_Provided records_
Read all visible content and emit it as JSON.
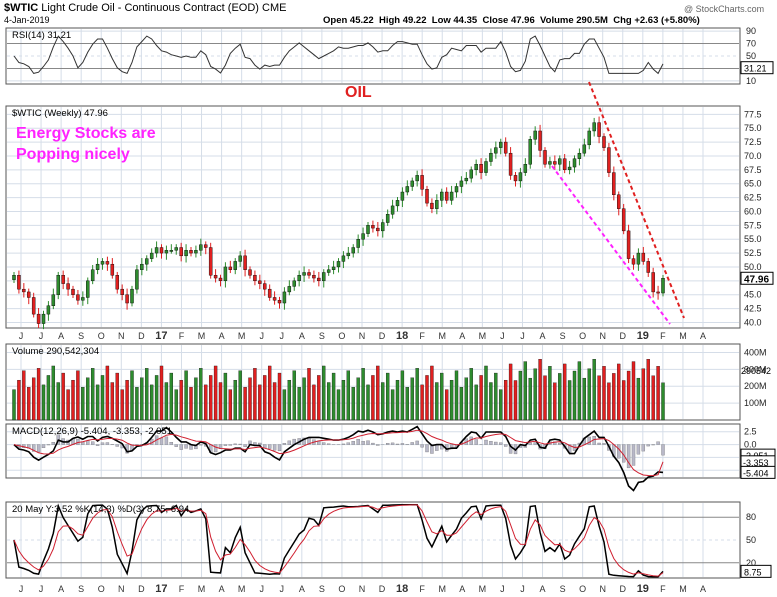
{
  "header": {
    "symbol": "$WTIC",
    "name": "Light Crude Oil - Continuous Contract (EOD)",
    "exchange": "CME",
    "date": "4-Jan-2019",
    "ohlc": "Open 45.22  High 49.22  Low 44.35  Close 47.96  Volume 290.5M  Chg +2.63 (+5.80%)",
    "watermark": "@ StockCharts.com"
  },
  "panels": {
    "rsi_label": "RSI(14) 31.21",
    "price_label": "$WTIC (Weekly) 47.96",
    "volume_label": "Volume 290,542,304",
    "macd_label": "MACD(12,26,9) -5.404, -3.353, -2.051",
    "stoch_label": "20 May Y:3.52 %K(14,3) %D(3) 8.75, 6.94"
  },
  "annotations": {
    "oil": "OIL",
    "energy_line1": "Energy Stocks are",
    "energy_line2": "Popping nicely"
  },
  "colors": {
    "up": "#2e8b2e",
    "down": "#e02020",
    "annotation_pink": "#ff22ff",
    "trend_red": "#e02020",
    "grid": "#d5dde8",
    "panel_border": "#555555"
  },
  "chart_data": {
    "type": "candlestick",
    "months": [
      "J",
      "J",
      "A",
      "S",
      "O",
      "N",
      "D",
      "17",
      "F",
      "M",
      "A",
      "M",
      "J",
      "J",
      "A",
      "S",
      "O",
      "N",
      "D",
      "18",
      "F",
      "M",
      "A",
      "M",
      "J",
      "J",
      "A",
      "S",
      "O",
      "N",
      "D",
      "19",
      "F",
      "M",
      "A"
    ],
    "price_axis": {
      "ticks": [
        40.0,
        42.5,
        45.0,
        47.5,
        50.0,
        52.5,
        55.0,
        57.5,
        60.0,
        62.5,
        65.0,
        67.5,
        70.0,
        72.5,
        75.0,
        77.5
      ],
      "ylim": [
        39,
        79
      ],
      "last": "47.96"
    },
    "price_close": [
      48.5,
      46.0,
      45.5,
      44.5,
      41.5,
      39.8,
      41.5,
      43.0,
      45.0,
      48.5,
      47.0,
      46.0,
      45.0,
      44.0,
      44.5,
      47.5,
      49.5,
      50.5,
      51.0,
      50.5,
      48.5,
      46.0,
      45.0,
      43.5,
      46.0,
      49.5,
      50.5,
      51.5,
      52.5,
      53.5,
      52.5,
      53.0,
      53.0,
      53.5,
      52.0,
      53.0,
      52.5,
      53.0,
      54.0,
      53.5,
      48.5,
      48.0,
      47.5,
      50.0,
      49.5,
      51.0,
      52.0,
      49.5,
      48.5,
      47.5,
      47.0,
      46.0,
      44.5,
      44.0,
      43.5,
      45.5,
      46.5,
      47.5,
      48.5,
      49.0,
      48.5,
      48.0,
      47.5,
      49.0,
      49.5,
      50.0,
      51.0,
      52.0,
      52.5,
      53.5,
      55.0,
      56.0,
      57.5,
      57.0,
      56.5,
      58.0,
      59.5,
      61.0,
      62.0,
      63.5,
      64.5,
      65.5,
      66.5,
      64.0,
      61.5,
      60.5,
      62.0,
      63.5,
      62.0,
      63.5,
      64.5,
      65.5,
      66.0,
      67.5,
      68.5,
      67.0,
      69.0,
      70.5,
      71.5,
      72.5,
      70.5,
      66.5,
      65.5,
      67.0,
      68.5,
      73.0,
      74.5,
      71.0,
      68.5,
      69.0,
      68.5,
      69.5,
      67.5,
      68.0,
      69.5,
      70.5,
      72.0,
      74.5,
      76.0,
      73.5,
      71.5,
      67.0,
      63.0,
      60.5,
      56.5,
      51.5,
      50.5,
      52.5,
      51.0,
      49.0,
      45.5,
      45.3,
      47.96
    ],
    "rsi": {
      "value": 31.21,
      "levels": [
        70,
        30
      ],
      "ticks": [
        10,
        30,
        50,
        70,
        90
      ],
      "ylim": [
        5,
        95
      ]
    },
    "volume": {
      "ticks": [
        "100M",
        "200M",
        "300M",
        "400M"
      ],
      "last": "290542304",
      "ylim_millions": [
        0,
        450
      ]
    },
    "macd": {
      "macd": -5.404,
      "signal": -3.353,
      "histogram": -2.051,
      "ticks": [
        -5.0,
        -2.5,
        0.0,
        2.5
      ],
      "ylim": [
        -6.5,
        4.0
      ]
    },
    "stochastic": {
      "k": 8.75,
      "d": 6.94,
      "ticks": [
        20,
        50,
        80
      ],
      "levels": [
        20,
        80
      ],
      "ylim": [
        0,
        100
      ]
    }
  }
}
...
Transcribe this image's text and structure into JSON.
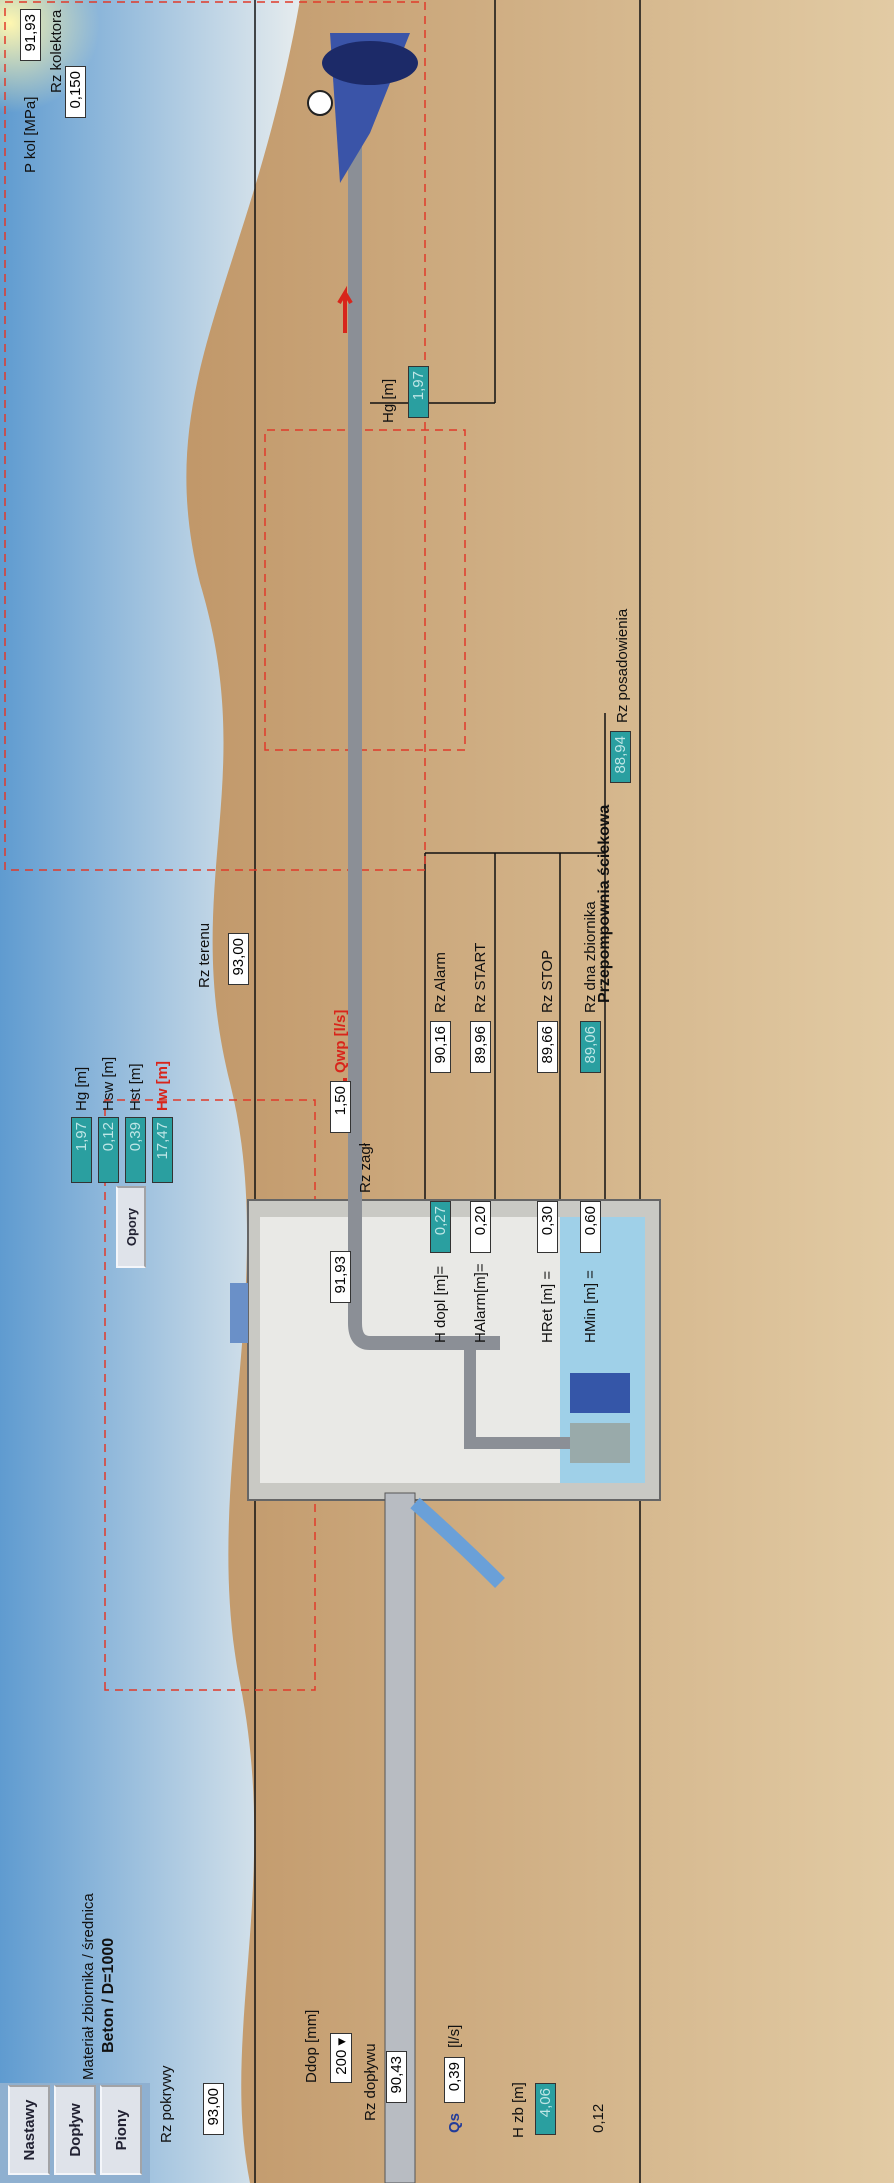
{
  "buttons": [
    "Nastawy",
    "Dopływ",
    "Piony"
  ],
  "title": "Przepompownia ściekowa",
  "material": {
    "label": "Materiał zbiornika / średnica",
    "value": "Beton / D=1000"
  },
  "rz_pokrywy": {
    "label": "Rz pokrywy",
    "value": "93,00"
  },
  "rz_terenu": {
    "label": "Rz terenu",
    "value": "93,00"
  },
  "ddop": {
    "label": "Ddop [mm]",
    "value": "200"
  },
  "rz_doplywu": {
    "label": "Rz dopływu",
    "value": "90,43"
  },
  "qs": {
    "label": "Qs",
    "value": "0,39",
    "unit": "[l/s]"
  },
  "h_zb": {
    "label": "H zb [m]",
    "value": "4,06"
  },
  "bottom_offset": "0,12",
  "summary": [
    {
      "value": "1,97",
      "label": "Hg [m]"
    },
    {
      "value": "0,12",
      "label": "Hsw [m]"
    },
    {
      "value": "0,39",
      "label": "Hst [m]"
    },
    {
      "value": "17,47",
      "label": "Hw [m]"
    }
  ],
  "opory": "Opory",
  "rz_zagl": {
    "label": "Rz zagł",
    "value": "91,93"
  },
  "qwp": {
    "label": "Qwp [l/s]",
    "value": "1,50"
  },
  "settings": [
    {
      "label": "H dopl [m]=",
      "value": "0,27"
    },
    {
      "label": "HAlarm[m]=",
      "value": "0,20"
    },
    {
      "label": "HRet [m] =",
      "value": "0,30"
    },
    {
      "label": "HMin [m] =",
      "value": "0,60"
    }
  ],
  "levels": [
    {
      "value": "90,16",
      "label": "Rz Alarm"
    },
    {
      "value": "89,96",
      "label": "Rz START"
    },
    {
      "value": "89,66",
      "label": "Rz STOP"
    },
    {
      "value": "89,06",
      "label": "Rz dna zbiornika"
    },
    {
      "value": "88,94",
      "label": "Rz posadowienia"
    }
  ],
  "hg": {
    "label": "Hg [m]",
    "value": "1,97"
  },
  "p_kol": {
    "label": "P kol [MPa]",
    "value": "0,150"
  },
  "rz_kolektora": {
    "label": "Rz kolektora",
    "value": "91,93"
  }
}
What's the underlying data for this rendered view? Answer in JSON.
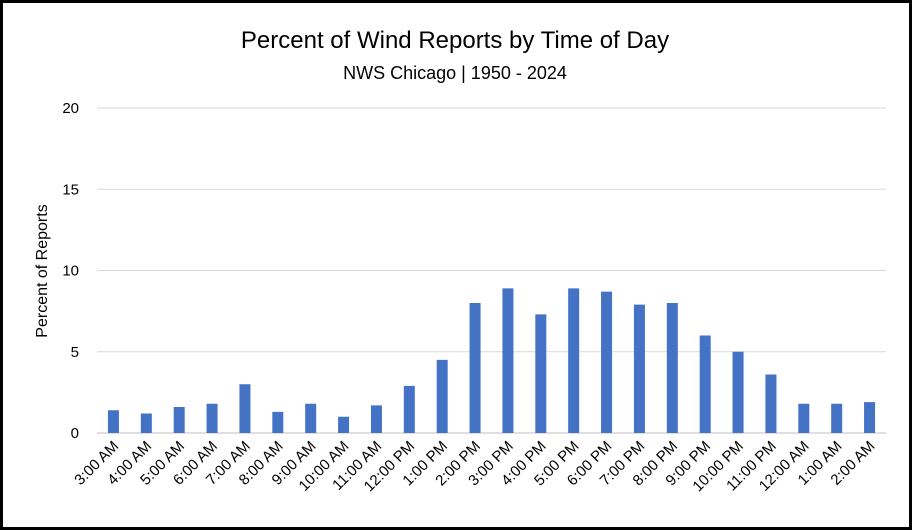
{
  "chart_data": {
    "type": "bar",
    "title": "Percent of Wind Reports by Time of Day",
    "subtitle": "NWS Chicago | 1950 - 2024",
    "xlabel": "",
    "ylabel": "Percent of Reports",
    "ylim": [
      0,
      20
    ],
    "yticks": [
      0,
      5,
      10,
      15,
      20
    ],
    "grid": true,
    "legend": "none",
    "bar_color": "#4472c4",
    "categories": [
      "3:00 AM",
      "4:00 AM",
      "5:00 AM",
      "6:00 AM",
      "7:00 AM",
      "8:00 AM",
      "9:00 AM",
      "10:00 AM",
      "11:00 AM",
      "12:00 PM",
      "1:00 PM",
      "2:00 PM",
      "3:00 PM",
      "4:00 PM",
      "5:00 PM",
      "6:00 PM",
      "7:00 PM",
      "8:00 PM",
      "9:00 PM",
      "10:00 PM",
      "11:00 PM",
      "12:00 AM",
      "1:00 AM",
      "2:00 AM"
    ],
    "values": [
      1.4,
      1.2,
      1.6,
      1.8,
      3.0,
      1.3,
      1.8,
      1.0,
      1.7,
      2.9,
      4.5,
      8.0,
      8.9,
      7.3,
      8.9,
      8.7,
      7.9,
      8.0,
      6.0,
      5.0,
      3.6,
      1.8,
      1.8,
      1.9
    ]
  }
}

_Goal of the exercise_
Copy out every line of the listing that includes the string "WTIC".

_Solved exercise_
    "symbol": "$WTIC",
    "price_label": "$WTIC (Weekly) 47.96",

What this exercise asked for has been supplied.